== What you are asked to do ==
Pick out every line with the word "this" and copy it.

(Dataset rows about figures)
#####
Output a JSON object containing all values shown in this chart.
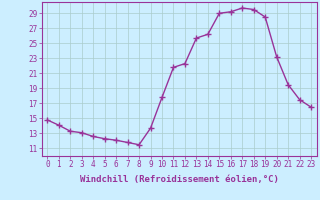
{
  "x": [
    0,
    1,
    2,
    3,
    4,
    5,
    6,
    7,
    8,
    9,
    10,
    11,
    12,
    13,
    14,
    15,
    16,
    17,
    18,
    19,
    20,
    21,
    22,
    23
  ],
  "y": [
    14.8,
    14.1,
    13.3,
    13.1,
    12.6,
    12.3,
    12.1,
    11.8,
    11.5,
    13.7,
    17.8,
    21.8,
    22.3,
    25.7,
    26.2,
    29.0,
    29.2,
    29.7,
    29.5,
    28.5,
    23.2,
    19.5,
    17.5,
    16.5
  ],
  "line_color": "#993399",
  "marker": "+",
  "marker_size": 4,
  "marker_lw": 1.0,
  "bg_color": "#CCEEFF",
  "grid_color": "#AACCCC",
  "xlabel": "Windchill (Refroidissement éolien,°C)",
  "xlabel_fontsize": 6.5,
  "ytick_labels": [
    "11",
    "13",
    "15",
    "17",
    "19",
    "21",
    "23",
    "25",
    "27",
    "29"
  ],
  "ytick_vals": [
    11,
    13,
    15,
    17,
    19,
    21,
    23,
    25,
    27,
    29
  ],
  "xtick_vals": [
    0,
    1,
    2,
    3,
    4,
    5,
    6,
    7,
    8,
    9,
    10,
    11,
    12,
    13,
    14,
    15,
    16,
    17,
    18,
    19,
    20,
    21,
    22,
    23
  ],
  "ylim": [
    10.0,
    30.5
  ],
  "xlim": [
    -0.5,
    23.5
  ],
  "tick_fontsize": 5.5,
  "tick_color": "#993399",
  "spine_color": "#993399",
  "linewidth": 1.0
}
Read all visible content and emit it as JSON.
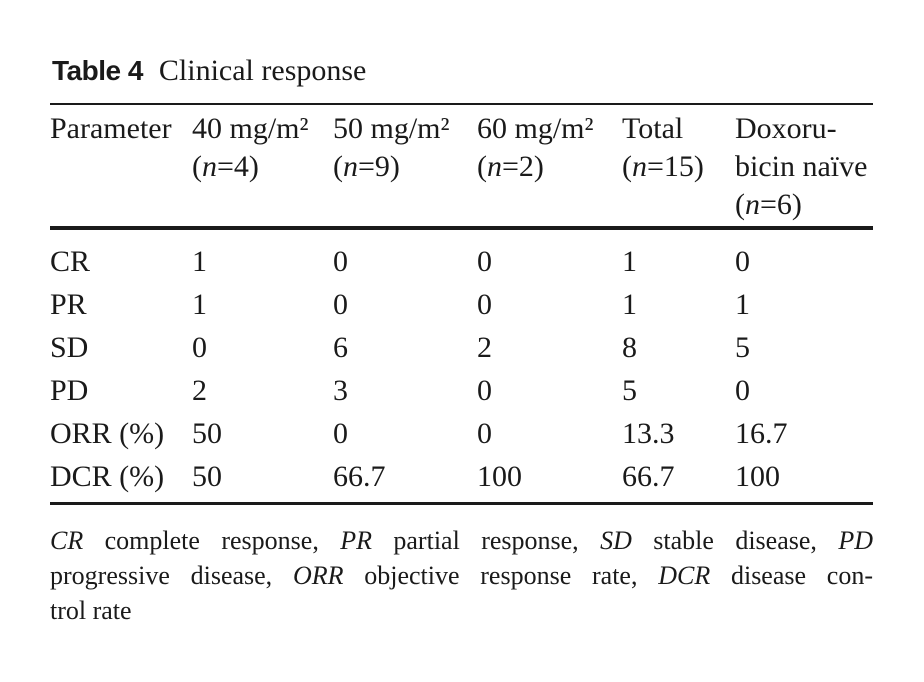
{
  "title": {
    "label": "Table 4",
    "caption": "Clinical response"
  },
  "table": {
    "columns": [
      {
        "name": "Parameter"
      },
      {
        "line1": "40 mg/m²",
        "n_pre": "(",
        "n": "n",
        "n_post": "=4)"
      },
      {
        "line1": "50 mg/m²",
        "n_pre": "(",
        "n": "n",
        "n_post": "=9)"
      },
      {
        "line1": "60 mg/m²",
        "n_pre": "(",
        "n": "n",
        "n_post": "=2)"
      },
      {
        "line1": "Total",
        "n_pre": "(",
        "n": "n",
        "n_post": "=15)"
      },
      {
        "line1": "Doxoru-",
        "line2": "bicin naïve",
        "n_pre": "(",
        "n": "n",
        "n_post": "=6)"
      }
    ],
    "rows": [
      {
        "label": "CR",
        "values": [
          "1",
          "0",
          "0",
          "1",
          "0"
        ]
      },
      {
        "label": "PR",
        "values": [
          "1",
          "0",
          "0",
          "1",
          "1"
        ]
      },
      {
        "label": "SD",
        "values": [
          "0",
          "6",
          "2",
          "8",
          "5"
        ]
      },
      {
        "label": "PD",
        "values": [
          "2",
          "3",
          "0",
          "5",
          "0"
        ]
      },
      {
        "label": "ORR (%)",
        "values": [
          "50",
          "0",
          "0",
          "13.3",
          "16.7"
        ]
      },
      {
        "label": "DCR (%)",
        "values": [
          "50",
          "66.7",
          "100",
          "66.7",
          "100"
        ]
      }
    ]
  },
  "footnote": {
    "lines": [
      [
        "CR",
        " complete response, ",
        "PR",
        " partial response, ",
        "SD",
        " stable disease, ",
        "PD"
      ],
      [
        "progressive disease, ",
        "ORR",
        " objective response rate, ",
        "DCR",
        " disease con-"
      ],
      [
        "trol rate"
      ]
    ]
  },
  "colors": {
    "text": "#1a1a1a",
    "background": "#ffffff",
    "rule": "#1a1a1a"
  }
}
#####
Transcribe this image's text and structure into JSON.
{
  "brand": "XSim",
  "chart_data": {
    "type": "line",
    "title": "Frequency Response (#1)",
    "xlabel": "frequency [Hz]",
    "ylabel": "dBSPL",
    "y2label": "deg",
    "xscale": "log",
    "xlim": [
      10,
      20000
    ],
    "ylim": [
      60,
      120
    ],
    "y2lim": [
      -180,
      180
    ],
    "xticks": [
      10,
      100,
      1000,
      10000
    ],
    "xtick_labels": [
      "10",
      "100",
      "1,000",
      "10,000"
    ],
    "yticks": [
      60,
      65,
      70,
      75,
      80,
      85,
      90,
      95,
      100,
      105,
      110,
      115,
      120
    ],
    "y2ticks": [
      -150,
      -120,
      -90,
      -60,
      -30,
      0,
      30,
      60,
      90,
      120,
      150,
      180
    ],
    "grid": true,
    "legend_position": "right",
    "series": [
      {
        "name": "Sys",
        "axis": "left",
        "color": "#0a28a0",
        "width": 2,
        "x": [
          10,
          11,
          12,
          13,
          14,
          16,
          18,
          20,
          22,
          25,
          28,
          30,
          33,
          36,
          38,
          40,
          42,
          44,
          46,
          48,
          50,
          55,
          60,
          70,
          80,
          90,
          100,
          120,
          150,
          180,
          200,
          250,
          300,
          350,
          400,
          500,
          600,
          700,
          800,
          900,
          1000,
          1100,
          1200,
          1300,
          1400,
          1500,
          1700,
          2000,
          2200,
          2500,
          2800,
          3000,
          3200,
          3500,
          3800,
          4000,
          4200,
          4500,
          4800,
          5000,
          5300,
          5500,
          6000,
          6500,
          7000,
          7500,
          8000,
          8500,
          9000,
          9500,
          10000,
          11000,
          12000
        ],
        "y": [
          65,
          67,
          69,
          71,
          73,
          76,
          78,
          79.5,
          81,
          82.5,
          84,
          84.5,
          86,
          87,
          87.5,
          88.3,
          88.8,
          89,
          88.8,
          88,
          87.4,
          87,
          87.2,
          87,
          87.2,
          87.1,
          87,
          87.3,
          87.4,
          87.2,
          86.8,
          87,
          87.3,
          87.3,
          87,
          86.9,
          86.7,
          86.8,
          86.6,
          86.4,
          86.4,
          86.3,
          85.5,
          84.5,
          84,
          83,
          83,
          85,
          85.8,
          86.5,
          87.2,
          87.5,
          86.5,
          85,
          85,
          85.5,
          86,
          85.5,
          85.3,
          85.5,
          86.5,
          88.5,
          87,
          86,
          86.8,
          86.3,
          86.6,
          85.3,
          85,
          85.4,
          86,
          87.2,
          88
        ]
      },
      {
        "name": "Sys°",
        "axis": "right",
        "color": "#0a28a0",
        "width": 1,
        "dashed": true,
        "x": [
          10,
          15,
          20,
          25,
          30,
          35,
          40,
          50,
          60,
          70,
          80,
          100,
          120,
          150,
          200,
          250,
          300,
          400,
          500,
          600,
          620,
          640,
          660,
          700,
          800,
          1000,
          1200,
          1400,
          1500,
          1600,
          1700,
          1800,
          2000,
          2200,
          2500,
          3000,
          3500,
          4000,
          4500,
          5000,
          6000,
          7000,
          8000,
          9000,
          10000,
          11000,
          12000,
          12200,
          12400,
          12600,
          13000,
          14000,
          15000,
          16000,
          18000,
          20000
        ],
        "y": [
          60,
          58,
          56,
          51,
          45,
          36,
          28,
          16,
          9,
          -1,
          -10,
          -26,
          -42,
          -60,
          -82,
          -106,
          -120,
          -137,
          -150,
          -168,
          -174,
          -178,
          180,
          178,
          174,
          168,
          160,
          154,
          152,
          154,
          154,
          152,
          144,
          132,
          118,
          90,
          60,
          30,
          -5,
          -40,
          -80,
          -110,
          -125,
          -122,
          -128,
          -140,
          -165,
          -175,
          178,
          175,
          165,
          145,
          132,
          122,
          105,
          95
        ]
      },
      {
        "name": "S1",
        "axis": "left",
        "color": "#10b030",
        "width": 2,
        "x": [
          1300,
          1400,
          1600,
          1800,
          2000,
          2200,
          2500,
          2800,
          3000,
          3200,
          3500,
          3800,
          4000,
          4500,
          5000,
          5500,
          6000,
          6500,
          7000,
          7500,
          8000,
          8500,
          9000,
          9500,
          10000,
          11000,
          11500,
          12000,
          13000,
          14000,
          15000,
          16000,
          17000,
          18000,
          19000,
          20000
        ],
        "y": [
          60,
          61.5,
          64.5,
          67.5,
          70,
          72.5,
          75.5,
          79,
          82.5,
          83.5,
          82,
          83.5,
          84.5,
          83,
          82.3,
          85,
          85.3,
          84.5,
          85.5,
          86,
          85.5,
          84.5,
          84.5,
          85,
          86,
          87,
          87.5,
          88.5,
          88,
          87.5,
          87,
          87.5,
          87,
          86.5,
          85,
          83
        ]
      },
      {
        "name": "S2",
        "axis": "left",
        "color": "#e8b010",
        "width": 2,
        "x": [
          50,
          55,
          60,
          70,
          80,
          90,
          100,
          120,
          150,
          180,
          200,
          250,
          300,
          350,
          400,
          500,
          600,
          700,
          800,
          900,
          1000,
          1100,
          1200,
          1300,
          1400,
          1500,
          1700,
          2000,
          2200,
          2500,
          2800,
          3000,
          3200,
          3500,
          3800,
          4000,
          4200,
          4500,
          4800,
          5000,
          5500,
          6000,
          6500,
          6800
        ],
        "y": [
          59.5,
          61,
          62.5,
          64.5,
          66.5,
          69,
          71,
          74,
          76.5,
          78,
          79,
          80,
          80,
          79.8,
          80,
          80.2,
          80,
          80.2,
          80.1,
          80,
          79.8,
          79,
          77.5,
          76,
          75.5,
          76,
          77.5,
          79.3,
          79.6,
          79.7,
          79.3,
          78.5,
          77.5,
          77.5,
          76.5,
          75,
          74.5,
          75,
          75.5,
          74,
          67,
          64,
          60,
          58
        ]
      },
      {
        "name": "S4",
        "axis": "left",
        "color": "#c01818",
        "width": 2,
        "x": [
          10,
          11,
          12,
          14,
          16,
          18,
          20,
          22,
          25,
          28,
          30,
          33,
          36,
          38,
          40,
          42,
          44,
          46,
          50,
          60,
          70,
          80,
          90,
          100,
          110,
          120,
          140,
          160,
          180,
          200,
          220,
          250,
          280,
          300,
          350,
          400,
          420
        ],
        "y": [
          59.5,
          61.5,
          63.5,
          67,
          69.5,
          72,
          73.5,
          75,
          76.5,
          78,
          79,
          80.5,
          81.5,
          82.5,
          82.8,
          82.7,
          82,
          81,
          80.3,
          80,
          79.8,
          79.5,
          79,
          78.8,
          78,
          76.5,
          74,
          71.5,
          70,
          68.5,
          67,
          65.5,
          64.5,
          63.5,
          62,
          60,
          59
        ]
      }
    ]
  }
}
#####
== Complete response ==
Output a JSON object containing all values shown in this chart.
Transcribe this image's text and structure into JSON.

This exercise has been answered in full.